-- BEGIN EXERCISE INPUTS --

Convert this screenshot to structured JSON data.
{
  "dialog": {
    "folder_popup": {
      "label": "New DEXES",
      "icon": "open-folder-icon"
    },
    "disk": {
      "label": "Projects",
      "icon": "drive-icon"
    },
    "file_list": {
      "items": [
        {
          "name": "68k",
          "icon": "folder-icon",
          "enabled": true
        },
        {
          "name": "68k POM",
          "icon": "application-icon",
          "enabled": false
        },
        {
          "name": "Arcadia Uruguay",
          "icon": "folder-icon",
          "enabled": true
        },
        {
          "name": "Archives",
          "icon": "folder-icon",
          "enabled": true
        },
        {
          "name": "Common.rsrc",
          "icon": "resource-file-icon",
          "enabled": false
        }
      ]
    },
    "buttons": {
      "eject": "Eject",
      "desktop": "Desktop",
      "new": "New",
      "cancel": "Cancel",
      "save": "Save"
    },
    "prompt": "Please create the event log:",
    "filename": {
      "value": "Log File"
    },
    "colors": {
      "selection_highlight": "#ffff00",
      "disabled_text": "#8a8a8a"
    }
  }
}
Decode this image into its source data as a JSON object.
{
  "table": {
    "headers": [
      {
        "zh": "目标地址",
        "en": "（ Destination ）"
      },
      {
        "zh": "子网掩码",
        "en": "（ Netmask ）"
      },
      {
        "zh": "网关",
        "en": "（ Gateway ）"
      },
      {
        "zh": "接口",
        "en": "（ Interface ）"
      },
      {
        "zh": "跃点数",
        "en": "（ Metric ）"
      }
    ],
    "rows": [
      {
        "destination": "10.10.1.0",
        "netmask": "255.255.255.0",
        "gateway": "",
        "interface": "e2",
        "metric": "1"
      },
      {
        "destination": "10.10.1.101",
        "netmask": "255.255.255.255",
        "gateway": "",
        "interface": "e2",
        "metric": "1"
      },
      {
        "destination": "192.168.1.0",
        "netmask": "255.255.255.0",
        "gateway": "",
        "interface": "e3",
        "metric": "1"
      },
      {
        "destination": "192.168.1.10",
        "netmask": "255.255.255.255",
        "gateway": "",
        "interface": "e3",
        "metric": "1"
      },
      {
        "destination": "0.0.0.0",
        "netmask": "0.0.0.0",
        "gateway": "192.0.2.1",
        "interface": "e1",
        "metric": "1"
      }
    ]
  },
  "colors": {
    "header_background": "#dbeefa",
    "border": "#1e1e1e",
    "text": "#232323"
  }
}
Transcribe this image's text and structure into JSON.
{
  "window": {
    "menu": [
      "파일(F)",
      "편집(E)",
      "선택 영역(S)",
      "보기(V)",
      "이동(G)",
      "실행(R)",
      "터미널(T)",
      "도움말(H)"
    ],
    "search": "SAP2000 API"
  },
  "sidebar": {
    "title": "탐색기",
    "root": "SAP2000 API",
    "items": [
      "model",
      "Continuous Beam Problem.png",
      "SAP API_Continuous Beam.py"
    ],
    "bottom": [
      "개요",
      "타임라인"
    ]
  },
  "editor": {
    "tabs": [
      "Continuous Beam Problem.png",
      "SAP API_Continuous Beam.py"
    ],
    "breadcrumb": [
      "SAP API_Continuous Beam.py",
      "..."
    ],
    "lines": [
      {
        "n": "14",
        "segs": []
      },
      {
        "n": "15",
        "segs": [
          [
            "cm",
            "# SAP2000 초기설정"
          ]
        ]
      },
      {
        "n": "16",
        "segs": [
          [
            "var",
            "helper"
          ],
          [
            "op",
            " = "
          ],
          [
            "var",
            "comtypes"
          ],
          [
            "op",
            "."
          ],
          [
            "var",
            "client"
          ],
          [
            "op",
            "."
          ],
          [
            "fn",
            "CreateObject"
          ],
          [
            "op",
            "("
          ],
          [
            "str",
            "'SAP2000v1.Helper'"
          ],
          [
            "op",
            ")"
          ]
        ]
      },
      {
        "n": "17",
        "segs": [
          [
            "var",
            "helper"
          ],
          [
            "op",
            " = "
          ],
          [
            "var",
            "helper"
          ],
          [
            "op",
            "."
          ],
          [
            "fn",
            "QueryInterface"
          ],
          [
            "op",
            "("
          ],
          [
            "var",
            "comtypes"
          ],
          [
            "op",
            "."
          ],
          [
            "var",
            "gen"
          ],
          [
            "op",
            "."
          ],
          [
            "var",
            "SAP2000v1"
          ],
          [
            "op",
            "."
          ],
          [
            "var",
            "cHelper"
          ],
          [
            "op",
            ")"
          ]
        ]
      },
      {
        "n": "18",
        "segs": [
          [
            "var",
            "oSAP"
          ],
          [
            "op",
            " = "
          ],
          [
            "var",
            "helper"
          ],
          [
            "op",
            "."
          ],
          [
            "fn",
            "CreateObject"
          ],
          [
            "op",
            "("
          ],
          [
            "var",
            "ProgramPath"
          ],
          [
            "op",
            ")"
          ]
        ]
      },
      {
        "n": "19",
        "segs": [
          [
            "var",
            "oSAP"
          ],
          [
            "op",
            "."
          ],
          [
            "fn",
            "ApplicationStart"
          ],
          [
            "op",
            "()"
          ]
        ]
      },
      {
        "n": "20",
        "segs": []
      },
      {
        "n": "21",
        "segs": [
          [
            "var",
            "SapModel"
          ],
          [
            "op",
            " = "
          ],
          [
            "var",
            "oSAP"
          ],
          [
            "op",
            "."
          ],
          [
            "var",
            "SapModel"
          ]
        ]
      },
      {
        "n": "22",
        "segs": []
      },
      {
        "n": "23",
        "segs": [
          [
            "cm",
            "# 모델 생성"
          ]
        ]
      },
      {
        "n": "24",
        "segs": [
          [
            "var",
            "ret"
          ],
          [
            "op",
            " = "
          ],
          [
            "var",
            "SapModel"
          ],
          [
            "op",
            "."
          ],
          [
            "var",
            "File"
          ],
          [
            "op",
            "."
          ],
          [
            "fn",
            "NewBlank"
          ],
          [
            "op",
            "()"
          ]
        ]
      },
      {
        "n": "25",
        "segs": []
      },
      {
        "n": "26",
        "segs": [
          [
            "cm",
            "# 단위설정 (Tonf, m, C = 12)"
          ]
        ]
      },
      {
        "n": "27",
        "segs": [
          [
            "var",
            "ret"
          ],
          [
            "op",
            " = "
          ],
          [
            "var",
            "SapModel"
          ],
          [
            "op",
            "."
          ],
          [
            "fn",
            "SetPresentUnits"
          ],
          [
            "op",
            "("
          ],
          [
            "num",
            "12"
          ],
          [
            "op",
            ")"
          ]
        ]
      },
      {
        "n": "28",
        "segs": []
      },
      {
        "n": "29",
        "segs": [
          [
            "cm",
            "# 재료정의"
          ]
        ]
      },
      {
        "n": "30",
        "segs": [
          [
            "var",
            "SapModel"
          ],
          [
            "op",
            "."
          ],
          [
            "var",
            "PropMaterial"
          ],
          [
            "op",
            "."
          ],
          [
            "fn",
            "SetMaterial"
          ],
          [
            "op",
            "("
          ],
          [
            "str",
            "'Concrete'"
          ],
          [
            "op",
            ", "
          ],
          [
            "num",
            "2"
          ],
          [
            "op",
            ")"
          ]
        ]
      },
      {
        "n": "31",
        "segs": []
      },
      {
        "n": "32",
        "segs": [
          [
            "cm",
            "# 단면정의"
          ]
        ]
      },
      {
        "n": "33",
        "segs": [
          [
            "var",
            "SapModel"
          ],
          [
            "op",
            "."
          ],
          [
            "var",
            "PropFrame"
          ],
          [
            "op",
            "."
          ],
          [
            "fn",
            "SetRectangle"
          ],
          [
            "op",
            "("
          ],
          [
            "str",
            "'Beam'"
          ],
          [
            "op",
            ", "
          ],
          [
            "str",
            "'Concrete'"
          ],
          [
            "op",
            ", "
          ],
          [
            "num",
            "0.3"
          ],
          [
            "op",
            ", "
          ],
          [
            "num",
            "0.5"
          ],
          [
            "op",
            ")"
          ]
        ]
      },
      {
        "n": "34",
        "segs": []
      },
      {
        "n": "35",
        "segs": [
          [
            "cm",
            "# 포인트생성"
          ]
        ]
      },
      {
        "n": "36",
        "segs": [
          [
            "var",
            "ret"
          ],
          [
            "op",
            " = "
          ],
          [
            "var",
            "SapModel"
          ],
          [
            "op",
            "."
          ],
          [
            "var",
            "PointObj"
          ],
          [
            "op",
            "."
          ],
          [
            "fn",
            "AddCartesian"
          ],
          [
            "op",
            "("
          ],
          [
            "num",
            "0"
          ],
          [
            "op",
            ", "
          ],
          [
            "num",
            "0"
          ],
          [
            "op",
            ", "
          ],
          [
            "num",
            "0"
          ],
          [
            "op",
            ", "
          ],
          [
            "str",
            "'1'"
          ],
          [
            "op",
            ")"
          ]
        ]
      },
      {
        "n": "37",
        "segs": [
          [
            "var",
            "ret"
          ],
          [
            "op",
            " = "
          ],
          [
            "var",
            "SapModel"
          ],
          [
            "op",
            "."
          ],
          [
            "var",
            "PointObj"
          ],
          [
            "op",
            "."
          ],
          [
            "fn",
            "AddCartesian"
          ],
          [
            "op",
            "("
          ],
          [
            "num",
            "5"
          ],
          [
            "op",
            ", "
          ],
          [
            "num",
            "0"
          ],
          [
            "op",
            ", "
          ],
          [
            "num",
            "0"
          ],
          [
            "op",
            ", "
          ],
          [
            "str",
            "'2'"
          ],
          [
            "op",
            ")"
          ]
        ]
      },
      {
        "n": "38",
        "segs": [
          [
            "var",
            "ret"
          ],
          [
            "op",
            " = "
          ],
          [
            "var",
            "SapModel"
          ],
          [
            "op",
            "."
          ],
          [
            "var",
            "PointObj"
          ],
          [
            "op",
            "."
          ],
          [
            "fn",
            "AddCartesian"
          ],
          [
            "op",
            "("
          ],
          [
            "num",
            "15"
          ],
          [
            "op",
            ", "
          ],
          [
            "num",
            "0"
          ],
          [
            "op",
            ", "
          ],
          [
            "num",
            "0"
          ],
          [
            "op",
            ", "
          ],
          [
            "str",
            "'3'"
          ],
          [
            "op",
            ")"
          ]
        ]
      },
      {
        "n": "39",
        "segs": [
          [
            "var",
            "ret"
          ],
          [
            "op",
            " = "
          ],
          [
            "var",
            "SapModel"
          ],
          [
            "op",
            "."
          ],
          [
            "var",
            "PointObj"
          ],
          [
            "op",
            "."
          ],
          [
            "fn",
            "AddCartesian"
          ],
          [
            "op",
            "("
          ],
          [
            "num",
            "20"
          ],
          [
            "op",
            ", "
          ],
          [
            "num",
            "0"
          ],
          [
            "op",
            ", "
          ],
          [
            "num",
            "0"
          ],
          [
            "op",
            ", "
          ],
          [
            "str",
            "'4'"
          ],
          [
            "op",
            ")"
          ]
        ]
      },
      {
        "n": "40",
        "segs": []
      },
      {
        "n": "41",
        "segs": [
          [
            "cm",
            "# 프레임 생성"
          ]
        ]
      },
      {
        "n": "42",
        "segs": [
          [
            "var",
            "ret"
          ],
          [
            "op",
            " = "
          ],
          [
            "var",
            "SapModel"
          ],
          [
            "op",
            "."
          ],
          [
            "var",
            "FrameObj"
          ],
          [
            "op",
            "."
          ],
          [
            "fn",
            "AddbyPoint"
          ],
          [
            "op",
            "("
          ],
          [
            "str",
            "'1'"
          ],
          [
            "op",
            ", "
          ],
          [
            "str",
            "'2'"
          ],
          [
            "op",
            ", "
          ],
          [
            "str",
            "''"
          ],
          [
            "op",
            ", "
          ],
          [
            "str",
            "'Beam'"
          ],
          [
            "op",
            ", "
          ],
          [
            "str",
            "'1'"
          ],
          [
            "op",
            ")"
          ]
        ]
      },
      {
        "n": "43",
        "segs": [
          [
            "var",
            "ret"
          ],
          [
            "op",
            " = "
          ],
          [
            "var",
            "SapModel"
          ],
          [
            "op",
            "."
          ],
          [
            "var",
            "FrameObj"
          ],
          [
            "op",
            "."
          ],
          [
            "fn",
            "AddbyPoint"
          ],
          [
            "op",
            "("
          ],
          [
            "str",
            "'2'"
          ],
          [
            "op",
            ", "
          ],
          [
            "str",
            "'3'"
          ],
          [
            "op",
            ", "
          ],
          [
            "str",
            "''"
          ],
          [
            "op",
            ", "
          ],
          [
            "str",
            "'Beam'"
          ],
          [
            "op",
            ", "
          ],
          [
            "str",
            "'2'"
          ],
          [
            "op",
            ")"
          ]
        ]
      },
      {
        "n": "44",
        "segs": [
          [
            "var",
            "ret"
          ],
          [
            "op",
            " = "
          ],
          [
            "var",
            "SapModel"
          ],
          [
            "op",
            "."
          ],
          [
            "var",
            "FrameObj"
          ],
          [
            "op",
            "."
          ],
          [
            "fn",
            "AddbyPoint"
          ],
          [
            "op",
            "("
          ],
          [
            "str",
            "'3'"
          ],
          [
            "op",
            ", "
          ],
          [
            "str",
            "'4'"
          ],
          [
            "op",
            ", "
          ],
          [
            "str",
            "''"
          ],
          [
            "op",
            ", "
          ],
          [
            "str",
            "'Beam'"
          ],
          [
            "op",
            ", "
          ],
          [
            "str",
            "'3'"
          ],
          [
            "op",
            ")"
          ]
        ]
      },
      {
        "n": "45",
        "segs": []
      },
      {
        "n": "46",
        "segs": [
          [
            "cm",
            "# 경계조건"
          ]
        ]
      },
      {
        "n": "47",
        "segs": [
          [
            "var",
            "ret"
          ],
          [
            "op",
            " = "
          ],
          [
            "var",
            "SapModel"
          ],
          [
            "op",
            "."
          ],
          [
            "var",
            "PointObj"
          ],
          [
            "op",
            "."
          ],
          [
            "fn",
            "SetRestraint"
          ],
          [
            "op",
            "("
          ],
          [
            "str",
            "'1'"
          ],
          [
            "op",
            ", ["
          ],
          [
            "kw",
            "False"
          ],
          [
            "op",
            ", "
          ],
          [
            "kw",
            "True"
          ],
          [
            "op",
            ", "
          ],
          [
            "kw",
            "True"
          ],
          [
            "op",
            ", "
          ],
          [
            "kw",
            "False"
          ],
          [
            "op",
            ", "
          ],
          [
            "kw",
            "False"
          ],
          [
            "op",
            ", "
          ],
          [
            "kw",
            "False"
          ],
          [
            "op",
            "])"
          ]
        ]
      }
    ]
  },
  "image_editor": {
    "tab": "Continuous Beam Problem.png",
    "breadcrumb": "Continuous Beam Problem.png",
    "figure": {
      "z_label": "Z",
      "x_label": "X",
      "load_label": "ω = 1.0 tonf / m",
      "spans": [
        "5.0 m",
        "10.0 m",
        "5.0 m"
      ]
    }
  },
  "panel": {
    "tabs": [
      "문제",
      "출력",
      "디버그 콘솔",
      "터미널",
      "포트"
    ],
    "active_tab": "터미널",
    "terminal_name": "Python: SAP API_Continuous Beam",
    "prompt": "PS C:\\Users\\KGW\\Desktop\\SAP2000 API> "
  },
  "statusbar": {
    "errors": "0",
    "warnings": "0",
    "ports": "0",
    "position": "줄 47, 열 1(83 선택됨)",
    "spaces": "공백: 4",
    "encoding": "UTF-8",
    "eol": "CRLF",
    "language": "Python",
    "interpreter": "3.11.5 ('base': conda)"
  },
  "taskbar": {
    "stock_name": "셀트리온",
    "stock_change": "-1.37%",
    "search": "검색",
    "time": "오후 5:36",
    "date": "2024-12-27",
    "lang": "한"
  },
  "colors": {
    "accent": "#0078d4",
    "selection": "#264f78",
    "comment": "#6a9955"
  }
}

-- END EXERCISE INPUTS --

Look over the material above and show each line where "Problem" appears.

SOLUTION FOR THIS TASK:
      "Continuous Beam Problem.png",
      "Continuous Beam Problem.png",
    "tab": "Continuous Beam Problem.png",
    "breadcrumb": "Continuous Beam Problem.png",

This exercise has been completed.